____ Records supplied
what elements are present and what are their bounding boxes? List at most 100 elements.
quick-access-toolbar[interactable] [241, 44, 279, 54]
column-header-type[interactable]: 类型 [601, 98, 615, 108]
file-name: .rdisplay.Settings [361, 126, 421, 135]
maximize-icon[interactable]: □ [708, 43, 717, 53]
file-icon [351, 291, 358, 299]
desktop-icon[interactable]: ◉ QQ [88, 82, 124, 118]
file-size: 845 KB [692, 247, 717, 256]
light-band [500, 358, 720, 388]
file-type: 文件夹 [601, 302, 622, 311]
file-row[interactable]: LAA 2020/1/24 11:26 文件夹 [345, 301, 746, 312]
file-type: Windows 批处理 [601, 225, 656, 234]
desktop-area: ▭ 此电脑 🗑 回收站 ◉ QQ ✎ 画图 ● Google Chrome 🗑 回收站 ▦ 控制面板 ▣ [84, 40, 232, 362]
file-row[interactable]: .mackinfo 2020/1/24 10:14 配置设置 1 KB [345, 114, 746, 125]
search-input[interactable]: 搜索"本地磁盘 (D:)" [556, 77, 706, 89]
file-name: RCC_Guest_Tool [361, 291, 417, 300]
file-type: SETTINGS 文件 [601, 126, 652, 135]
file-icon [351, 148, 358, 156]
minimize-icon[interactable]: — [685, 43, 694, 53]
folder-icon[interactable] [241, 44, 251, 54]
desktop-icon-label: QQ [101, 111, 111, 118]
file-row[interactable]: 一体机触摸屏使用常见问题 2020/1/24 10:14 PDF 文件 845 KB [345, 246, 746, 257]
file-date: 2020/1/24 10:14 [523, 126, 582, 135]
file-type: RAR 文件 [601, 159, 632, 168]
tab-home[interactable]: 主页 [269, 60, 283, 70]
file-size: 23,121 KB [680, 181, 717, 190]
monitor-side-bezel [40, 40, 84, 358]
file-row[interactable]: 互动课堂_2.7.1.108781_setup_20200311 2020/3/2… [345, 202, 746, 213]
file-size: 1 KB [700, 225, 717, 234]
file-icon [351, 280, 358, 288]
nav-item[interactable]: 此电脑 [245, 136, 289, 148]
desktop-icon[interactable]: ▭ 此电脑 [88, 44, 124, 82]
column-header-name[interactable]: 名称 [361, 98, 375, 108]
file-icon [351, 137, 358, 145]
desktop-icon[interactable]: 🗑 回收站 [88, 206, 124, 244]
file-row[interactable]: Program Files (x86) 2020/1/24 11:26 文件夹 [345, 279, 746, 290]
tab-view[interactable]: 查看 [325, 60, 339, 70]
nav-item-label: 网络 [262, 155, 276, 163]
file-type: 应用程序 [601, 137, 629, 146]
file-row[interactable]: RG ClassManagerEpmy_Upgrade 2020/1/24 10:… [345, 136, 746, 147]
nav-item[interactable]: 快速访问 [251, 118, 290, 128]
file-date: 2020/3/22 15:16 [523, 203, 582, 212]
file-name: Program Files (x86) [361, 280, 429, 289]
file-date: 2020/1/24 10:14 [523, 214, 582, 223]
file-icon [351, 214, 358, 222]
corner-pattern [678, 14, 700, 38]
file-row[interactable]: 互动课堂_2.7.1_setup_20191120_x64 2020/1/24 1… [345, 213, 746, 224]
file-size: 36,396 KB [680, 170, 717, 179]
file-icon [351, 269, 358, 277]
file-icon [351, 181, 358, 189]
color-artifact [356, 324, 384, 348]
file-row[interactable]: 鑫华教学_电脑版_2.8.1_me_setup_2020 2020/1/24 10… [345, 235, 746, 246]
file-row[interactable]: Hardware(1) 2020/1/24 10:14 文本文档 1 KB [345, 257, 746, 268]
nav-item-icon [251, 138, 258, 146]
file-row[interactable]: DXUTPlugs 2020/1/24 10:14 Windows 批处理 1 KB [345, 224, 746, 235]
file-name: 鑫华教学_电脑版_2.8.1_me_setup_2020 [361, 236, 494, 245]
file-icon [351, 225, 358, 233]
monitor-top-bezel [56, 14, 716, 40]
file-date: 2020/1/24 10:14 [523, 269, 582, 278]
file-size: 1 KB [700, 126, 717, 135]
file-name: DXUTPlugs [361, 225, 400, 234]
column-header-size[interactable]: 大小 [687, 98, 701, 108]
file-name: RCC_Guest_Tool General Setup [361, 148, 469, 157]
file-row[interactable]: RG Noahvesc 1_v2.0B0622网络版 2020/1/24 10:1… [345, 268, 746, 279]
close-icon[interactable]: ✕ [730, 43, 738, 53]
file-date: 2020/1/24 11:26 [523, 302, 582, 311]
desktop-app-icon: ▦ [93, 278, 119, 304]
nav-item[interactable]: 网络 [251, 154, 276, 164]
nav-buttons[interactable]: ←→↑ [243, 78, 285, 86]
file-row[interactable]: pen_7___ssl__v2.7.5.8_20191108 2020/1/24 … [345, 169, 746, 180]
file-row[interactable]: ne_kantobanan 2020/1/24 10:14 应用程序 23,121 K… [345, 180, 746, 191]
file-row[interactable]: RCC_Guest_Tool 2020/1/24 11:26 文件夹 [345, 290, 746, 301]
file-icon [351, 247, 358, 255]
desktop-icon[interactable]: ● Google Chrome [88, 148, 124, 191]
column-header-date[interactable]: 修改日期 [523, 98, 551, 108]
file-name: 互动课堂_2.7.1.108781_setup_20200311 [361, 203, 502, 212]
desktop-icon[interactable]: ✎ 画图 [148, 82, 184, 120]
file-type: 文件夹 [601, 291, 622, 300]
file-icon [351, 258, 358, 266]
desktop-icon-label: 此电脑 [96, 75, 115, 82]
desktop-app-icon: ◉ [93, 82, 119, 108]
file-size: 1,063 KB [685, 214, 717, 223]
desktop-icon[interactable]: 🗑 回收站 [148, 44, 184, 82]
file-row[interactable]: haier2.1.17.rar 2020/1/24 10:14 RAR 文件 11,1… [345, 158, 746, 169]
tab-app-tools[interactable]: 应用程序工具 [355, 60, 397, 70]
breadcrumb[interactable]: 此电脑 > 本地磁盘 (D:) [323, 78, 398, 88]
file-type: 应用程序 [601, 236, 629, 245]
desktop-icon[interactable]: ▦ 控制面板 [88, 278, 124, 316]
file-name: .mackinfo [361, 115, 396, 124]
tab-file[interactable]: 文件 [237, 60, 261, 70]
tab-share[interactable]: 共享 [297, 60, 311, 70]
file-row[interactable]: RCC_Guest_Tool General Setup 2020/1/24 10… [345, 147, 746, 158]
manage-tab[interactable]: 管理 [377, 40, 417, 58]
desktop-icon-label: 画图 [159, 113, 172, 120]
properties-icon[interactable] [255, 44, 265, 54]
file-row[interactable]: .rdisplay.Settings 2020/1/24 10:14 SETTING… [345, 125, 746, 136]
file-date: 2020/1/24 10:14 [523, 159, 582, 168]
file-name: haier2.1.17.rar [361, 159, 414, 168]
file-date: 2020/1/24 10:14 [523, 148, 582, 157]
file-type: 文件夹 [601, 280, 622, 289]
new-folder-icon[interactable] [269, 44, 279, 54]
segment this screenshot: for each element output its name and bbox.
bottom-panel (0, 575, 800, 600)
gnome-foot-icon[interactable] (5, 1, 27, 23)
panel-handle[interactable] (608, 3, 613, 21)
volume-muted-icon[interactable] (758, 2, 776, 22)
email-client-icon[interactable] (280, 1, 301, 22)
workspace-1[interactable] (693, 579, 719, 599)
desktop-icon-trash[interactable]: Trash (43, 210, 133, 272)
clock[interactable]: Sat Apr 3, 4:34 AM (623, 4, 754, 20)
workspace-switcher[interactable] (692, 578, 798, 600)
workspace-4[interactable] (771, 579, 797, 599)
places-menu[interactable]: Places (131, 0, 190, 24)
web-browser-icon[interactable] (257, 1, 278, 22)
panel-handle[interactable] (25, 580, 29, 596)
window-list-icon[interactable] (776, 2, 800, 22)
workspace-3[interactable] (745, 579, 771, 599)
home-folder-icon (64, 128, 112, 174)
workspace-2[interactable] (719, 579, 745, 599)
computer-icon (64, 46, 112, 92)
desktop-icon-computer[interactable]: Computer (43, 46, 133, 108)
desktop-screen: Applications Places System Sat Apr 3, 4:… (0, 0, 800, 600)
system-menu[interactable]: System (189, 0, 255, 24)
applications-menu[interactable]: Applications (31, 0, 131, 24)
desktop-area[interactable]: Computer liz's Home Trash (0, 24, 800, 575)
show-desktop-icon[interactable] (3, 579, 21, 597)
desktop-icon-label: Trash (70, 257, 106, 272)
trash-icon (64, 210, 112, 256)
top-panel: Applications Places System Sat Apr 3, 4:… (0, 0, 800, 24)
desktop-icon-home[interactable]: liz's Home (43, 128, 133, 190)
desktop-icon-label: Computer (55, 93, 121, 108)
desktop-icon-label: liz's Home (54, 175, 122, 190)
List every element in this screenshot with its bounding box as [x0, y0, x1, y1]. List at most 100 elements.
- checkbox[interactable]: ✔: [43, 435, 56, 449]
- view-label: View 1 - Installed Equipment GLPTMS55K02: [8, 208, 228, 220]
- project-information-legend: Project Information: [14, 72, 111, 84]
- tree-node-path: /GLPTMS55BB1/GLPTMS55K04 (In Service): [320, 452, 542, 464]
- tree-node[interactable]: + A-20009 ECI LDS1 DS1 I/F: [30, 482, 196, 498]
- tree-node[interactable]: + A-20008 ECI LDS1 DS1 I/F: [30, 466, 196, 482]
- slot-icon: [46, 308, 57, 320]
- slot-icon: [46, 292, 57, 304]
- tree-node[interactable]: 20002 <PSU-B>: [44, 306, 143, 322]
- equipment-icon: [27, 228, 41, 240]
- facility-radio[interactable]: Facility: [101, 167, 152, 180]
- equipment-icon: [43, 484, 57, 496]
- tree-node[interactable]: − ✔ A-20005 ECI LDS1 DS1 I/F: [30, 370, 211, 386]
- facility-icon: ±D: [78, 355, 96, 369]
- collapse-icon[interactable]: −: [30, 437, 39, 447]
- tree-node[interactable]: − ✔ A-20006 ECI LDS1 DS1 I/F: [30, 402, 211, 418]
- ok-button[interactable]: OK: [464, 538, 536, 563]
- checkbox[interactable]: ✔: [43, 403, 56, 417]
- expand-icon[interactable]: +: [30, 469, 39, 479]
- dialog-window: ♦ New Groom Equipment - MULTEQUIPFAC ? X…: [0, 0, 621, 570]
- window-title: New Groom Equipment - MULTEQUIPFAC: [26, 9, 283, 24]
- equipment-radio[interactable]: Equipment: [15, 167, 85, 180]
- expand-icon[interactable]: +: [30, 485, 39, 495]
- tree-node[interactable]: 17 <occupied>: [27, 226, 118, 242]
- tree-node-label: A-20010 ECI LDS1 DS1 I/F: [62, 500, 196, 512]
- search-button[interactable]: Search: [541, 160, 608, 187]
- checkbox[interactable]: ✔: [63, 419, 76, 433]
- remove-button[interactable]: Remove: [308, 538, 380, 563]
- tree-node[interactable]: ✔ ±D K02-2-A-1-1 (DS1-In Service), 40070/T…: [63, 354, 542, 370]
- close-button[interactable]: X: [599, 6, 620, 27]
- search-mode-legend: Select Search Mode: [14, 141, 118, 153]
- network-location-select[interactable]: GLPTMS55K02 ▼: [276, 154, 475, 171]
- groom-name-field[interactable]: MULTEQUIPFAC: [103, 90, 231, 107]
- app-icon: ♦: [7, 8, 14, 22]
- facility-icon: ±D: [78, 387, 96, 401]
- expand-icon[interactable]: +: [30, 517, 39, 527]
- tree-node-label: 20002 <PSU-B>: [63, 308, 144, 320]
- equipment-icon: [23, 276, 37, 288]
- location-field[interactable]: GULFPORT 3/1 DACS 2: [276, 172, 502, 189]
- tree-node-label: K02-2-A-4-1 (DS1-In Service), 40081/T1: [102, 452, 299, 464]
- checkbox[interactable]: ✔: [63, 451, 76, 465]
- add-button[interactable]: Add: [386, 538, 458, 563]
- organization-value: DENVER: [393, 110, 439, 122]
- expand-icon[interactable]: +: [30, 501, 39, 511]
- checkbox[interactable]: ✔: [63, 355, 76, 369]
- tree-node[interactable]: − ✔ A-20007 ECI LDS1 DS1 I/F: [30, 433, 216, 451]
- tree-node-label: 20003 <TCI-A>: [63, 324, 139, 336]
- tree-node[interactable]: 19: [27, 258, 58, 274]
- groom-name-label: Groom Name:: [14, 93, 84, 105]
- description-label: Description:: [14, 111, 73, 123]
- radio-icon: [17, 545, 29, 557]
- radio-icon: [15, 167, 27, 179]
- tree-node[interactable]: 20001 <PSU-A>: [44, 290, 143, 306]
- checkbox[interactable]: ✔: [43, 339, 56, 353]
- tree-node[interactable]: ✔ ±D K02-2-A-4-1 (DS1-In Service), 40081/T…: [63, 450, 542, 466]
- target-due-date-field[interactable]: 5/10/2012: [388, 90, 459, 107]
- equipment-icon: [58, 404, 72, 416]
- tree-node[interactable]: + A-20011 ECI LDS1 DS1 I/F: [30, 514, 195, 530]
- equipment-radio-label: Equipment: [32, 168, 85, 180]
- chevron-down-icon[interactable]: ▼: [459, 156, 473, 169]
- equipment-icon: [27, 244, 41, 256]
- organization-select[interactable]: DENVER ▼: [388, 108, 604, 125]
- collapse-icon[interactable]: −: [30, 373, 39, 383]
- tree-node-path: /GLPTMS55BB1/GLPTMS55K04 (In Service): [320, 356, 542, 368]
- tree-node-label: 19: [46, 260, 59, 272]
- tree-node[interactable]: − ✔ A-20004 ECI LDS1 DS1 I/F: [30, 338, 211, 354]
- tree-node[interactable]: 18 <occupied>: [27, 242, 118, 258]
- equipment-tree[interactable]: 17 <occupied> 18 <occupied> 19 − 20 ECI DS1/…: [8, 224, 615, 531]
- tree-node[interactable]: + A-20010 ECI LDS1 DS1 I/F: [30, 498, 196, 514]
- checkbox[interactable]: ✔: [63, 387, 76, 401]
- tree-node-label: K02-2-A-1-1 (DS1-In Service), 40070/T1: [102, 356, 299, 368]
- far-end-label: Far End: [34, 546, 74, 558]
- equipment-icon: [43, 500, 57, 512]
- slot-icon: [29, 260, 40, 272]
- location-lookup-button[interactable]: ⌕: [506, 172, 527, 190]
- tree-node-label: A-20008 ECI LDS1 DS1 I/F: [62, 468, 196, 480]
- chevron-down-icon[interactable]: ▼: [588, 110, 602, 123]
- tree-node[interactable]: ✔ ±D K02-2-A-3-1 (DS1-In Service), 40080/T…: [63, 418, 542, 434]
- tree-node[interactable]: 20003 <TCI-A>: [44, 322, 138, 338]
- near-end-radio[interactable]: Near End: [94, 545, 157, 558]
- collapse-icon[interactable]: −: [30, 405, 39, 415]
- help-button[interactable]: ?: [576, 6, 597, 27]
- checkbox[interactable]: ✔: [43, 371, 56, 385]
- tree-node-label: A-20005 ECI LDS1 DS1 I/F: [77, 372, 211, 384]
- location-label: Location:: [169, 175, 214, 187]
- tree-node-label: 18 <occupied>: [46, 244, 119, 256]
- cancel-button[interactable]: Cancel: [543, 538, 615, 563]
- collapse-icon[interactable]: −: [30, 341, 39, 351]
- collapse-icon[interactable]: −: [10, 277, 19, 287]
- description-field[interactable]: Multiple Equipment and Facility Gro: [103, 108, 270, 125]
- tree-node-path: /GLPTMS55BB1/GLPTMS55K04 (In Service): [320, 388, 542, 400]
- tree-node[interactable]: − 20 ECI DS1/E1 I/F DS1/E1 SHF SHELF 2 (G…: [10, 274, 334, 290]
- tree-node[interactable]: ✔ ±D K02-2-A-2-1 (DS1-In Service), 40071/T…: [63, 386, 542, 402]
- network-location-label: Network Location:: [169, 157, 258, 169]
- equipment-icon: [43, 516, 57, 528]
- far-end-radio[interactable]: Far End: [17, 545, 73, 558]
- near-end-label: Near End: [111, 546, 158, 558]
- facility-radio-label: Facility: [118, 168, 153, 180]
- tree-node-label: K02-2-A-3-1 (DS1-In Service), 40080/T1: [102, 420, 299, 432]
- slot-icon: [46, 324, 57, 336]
________
Problem statement :: Could you write out, word for word, the stretch of items from the very first line through the line containing "file-name: .rdisplay.Settings [361, 126, 421, 135]"?

Final answer ::
what elements are present and what are their bounding boxes? List at most 100 elements.
quick-access-toolbar[interactable] [241, 44, 279, 54]
column-header-type[interactable]: 类型 [601, 98, 615, 108]
file-name: .rdisplay.Settings [361, 126, 421, 135]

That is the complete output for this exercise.